## Exercise description
Exact reproduction of the data is required, with images excluded.
══ Given records ══
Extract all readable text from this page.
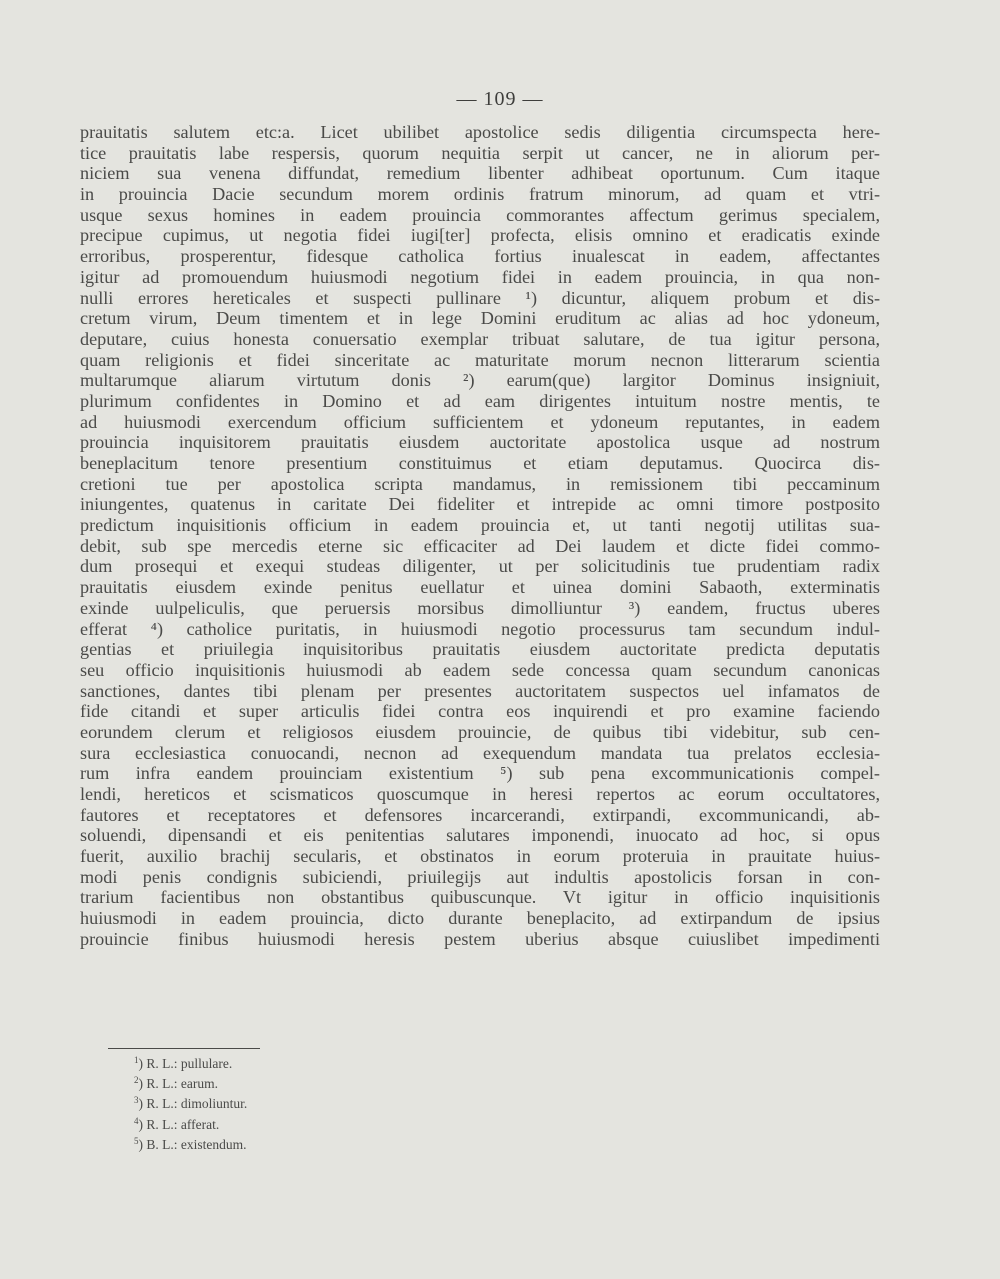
— 109 —
prauitatis salutem etc:a. Licet ubilibet apostolice sedis diligentia circumspecta here-
tice prauitatis labe respersis, quorum nequitia serpit ut cancer, ne in aliorum per-
niciem sua venena diffundat, remedium libenter adhibeat oportunum. Cum itaque
in prouincia Dacie secundum morem ordinis fratrum minorum, ad quam et vtri-
usque sexus homines in eadem prouincia commorantes affectum gerimus specialem,
precipue cupimus, ut negotia fidei iugi[ter] profecta, elisis omnino et eradicatis exinde
erroribus, prosperentur, fidesque catholica fortius inualescat in eadem, affectantes
igitur ad promouendum huiusmodi negotium fidei in eadem prouincia, in qua non-
nulli errores hereticales et suspecti pullinare ¹) dicuntur, aliquem probum et dis-
cretum virum, Deum timentem et in lege Domini eruditum ac alias ad hoc ydoneum,
deputare, cuius honesta conuersatio exemplar tribuat salutare, de tua igitur persona,
quam religionis et fidei sinceritate ac maturitate morum necnon litterarum scientia
multarumque aliarum virtutum donis ²) earum(que) largitor Dominus insigniuit,
plurimum confidentes in Domino et ad eam dirigentes intuitum nostre mentis, te
ad huiusmodi exercendum officium sufficientem et ydoneum reputantes, in eadem
prouincia inquisitorem prauitatis eiusdem auctoritate apostolica usque ad nostrum
beneplacitum tenore presentium constituimus et etiam deputamus. Quocirca dis-
cretioni tue per apostolica scripta mandamus, in remissionem tibi peccaminum
iniungentes, quatenus in caritate Dei fideliter et intrepide ac omni timore postposito
predictum inquisitionis officium in eadem prouincia et, ut tanti negotij utilitas sua-
debit, sub spe mercedis eterne sic efficaciter ad Dei laudem et dicte fidei commo-
dum prosequi et exequi studeas diligenter, ut per solicitudinis tue prudentiam radix
prauitatis eiusdem exinde penitus euellatur et uinea domini Sabaoth, exterminatis
exinde uulpeliculis, que peruersis morsibus dimolliuntur ³) eandem, fructus uberes
efferat ⁴) catholice puritatis, in huiusmodi negotio processurus tam secundum indul-
gentias et priuilegia inquisitoribus prauitatis eiusdem auctoritate predicta deputatis
seu officio inquisitionis huiusmodi ab eadem sede concessa quam secundum canonicas
sanctiones, dantes tibi plenam per presentes auctoritatem suspectos uel infamatos de
fide citandi et super articulis fidei contra eos inquirendi et pro examine faciendo
eorundem clerum et religiosos eiusdem prouincie, de quibus tibi videbitur, sub cen-
sura ecclesiastica conuocandi, necnon ad exequendum mandata tua prelatos ecclesia-
rum infra eandem prouinciam existentium ⁵) sub pena excommunicationis compel-
lendi, hereticos et scismaticos quoscumque in heresi repertos ac eorum occultatores,
fautores et receptatores et defensores incarcerandi, extirpandi, excommunicandi, ab-
soluendi, dipensandi et eis penitentias salutares imponendi, inuocato ad hoc, si opus
fuerit, auxilio brachij secularis, et obstinatos in eorum proteruia in prauitate huius-
modi penis condignis subiciendi, priuilegijs aut indultis apostolicis forsan in con-
trarium facientibus non obstantibus quibuscunque. Vt igitur in officio inquisitionis
huiusmodi in eadem prouincia, dicto durante beneplacito, ad extirpandum de ipsius
prouincie finibus huiusmodi heresis pestem uberius absque cuiuslibet impedimenti
$^1$) R. L.: pullulare.
$^2$) R. L.: earum.
$^3$) R. L.: dimoliuntur.
$^4$) R. L.: afferat.
$^5$) B. L.: existendum.
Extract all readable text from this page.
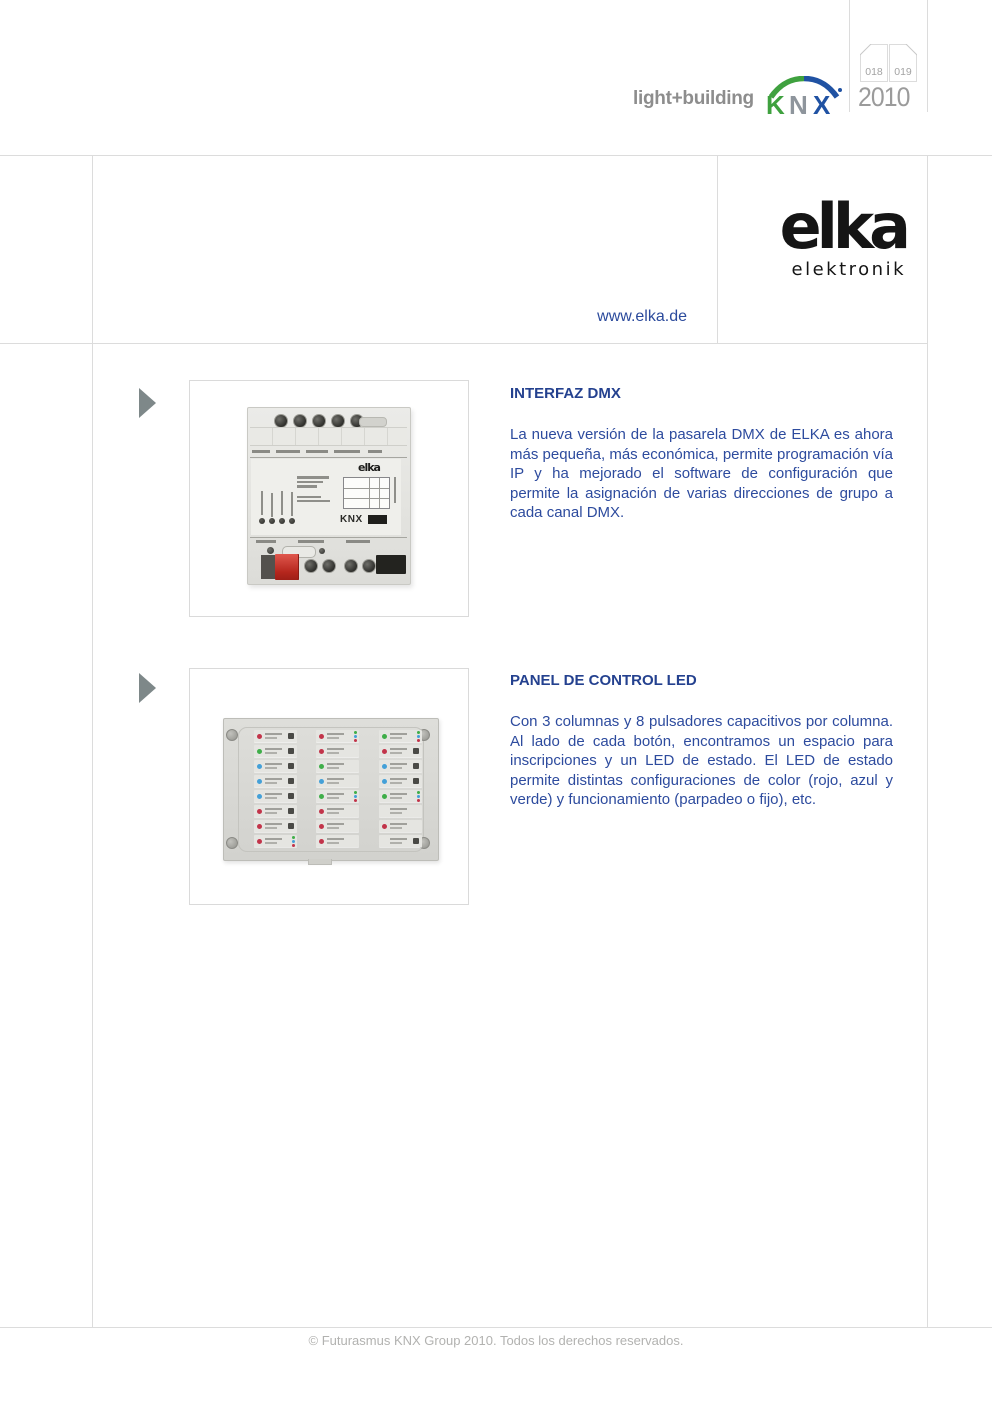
light+building K N X
018	019
2010
elka
elektronik
www.elka.de
elka
KNX
INTERFAZ DMX

La nueva versión de la pasarela DMX de ELKA es ahora más pequeña, más económica, permite programación vía IP y ha mejorado el software de configuración que permite la asignación de varias direcciones de grupo a cada canal DMX.

PANEL DE CONTROL LED

Con 3 columnas y 8 pulsadores capacitivos por columna. Al lado de cada botón, encontramos un espacio para inscripciones y un LED de estado. El LED de estado permite distintas configuraciones de color (rojo, azul y verde) y funcionamiento (parpadeo o fijo), etc.

© Futurasmus KNX Group 2010. Todos los derechos reservados.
═══
## Result of the exercise
Extract all readable text from this page.
— 109 —
prauitatis salutem etc:a. Licet ubilibet apostolice sedis diligentia circumspecta here-
tice prauitatis labe respersis, quorum nequitia serpit ut cancer, ne in aliorum per-
niciem sua venena diffundat, remedium libenter adhibeat oportunum. Cum itaque
in prouincia Dacie secundum morem ordinis fratrum minorum, ad quam et vtri-
usque sexus homines in eadem prouincia commorantes affectum gerimus specialem,
precipue cupimus, ut negotia fidei iugi[ter] profecta, elisis omnino et eradicatis exinde
erroribus, prosperentur, fidesque catholica fortius inualescat in eadem, affectantes
igitur ad promouendum huiusmodi negotium fidei in eadem prouincia, in qua non-
nulli errores hereticales et suspecti pullinare ¹) dicuntur, aliquem probum et dis-
cretum virum, Deum timentem et in lege Domini eruditum ac alias ad hoc ydoneum,
deputare, cuius honesta conuersatio exemplar tribuat salutare, de tua igitur persona,
quam religionis et fidei sinceritate ac maturitate morum necnon litterarum scientia
multarumque aliarum virtutum donis ²) earum(que) largitor Dominus insigniuit,
plurimum confidentes in Domino et ad eam dirigentes intuitum nostre mentis, te
ad huiusmodi exercendum officium sufficientem et ydoneum reputantes, in eadem
prouincia inquisitorem prauitatis eiusdem auctoritate apostolica usque ad nostrum
beneplacitum tenore presentium constituimus et etiam deputamus. Quocirca dis-
cretioni tue per apostolica scripta mandamus, in remissionem tibi peccaminum
iniungentes, quatenus in caritate Dei fideliter et intrepide ac omni timore postposito
predictum inquisitionis officium in eadem prouincia et, ut tanti negotij utilitas sua-
debit, sub spe mercedis eterne sic efficaciter ad Dei laudem et dicte fidei commo-
dum prosequi et exequi studeas diligenter, ut per solicitudinis tue prudentiam radix
prauitatis eiusdem exinde penitus euellatur et uinea domini Sabaoth, exterminatis
exinde uulpeliculis, que peruersis morsibus dimolliuntur ³) eandem, fructus uberes
efferat ⁴) catholice puritatis, in huiusmodi negotio processurus tam secundum indul-
gentias et priuilegia inquisitoribus prauitatis eiusdem auctoritate predicta deputatis
seu officio inquisitionis huiusmodi ab eadem sede concessa quam secundum canonicas
sanctiones, dantes tibi plenam per presentes auctoritatem suspectos uel infamatos de
fide citandi et super articulis fidei contra eos inquirendi et pro examine faciendo
eorundem clerum et religiosos eiusdem prouincie, de quibus tibi videbitur, sub cen-
sura ecclesiastica conuocandi, necnon ad exequendum mandata tua prelatos ecclesia-
rum infra eandem prouinciam existentium ⁵) sub pena excommunicationis compel-
lendi, hereticos et scismaticos quoscumque in heresi repertos ac eorum occultatores,
fautores et receptatores et defensores incarcerandi, extirpandi, excommunicandi, ab-
soluendi, dipensandi et eis penitentias salutares imponendi, inuocato ad hoc, si opus
fuerit, auxilio brachij secularis, et obstinatos in eorum proteruia in prauitate huius-
modi penis condignis subiciendi, priuilegijs aut indultis apostolicis forsan in con-
trarium facientibus non obstantibus quibuscunque. Vt igitur in officio inquisitionis
huiusmodi in eadem prouincia, dicto durante beneplacito, ad extirpandum de ipsius
prouincie finibus huiusmodi heresis pestem uberius absque cuiuslibet impedimenti
$^1$) R. L.: pullulare.
$^2$) R. L.: earum.
$^3$) R. L.: dimoliuntur.
$^4$) R. L.: afferat.
$^5$) B. L.: existendum.
Extract all readable text from this page.
light+building K N X
018	019
2010
elka
elektronik
www.elka.de
elka
KNX
INTERFAZ DMX

La nueva versión de la pasarela DMX de ELKA es ahora más pequeña, más económica, permite programación vía IP y ha mejorado el software de configuración que permite la asignación de varias direcciones de grupo a cada canal DMX.

PANEL DE CONTROL LED

Con 3 columnas y 8 pulsadores capacitivos por columna. Al lado de cada botón, encontramos un espacio para inscripciones y un LED de estado. El LED de estado permite distintas configuraciones de color (rojo, azul y verde) y funcionamiento (parpadeo o fijo), etc.

© Futurasmus KNX Group 2010. Todos los derechos reservados.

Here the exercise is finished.